TASK BRIEF: Each entry that follows is to be retyped exactly. Pictures do not belong in the copy.

** BEGIN MATERIAL FOR THIS TASK **

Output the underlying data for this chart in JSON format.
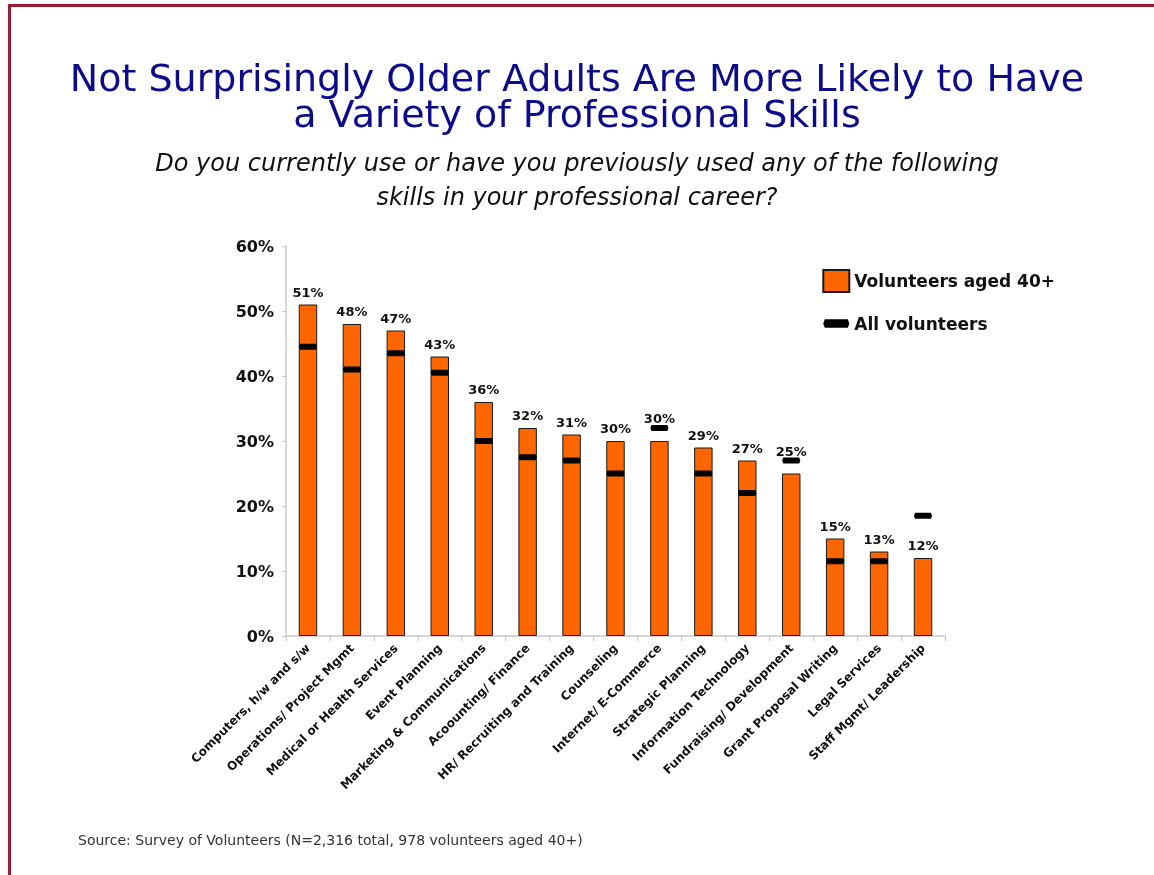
{
  "chart_data": {
    "type": "bar",
    "title": "Not Surprisingly Older Adults Are More Likely to Have a Variety of Professional Skills",
    "subtitle": "Do you currently use or have you previously used any of the following skills in your professional career?",
    "annotations": [
      "Source: Survey of Volunteers (N=2,316 total, 978 volunteers aged 40+)"
    ],
    "categories": [
      "Computers, h/w and s/w",
      "Operations/ Project Mgmt",
      "Medical or Health Services",
      "Event Planning",
      "Marketing & Communications",
      "Acoounting/ Finance",
      "HR/ Recruiting and Training",
      "Counseling",
      "Internet/ E-Commerce",
      "Strategic Planning",
      "Information Technology",
      "Fundraising/ Development",
      "Grant Proposal Writing",
      "Legal Services",
      "Staff Mgmt/ Leadership"
    ],
    "series": [
      {
        "name": "Volunteers aged 40+",
        "type": "bar",
        "color": "#ff6600",
        "values": [
          51,
          48,
          47,
          43,
          36,
          32,
          31,
          30,
          30,
          29,
          27,
          25,
          15,
          13,
          12
        ],
        "value_labels": [
          "51%",
          "48%",
          "47%",
          "43%",
          "36%",
          "32%",
          "31%",
          "30%",
          "30%",
          "29%",
          "27%",
          "25%",
          "15%",
          "13%",
          "12%"
        ]
      },
      {
        "name": "All volunteers",
        "type": "scatter",
        "color": "#000000",
        "x": [
          "Computers, h/w and s/w",
          "Operations/ Project Mgmt",
          "Medical or Health Services",
          "Event Planning",
          "Marketing & Communications",
          "Acoounting/ Finance",
          "HR/ Recruiting and Training",
          "Counseling",
          "Internet/ E-Commerce",
          "Strategic Planning",
          "Information Technology",
          "Fundraising/ Development",
          "Grant Proposal Writing",
          "Legal Services",
          "Staff Mgmt/ Leadership"
        ],
        "values": [
          44.5,
          41,
          43.5,
          40.5,
          30,
          27.5,
          27,
          25,
          32,
          25,
          22,
          27,
          11.5,
          11.5,
          18.5
        ]
      }
    ],
    "ylim": [
      0,
      60
    ],
    "yticks": [
      {
        "value": 0,
        "label": "0%"
      },
      {
        "value": 10,
        "label": "10%"
      },
      {
        "value": 20,
        "label": "20%"
      },
      {
        "value": 30,
        "label": "30%"
      },
      {
        "value": 40,
        "label": "40%"
      },
      {
        "value": 50,
        "label": "50%"
      },
      {
        "value": 60,
        "label": "60%"
      }
    ],
    "grid": false,
    "legend": "top right"
  }
}
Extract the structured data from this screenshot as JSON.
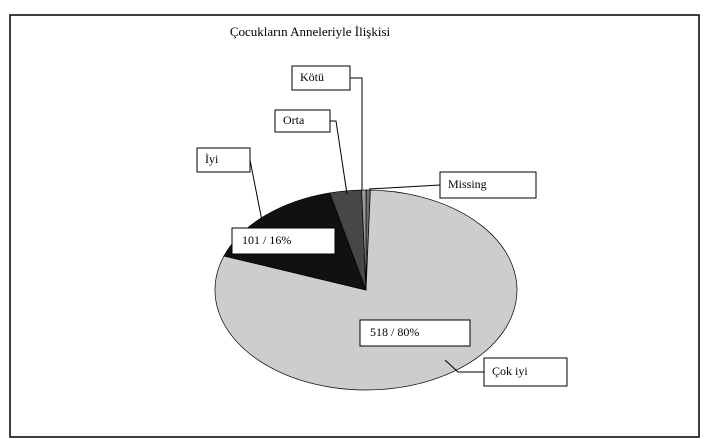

** END MATERIAL FOR THIS TASK **

FINAL RESULT:
Output the underlying data for this chart in JSON format.
{
  "chart_data": {
    "type": "bar",
    "title": "Not Surprisingly Older Adults Are More Likely to Have a Variety of Professional Skills",
    "subtitle": "Do you currently use or have you previously used any of the following skills in your professional career?",
    "annotations": [
      "Source: Survey of Volunteers (N=2,316 total, 978 volunteers aged 40+)"
    ],
    "categories": [
      "Computers, h/w and s/w",
      "Operations/ Project Mgmt",
      "Medical or Health Services",
      "Event Planning",
      "Marketing & Communications",
      "Acoounting/ Finance",
      "HR/ Recruiting and Training",
      "Counseling",
      "Internet/ E-Commerce",
      "Strategic Planning",
      "Information Technology",
      "Fundraising/ Development",
      "Grant Proposal Writing",
      "Legal Services",
      "Staff Mgmt/ Leadership"
    ],
    "series": [
      {
        "name": "Volunteers aged 40+",
        "type": "bar",
        "color": "#ff6600",
        "values": [
          51,
          48,
          47,
          43,
          36,
          32,
          31,
          30,
          30,
          29,
          27,
          25,
          15,
          13,
          12
        ],
        "value_labels": [
          "51%",
          "48%",
          "47%",
          "43%",
          "36%",
          "32%",
          "31%",
          "30%",
          "30%",
          "29%",
          "27%",
          "25%",
          "15%",
          "13%",
          "12%"
        ]
      },
      {
        "name": "All volunteers",
        "type": "scatter",
        "color": "#000000",
        "x": [
          "Computers, h/w and s/w",
          "Operations/ Project Mgmt",
          "Medical or Health Services",
          "Event Planning",
          "Marketing & Communications",
          "Acoounting/ Finance",
          "HR/ Recruiting and Training",
          "Counseling",
          "Internet/ E-Commerce",
          "Strategic Planning",
          "Information Technology",
          "Fundraising/ Development",
          "Grant Proposal Writing",
          "Legal Services",
          "Staff Mgmt/ Leadership"
        ],
        "values": [
          44.5,
          41,
          43.5,
          40.5,
          30,
          27.5,
          27,
          25,
          32,
          25,
          22,
          27,
          11.5,
          11.5,
          18.5
        ]
      }
    ],
    "ylim": [
      0,
      60
    ],
    "yticks": [
      {
        "value": 0,
        "label": "0%"
      },
      {
        "value": 10,
        "label": "10%"
      },
      {
        "value": 20,
        "label": "20%"
      },
      {
        "value": 30,
        "label": "30%"
      },
      {
        "value": 40,
        "label": "40%"
      },
      {
        "value": 50,
        "label": "50%"
      },
      {
        "value": 60,
        "label": "60%"
      }
    ],
    "grid": false,
    "legend": "top right"
  }
}
Extract the structured data from this screenshot as JSON.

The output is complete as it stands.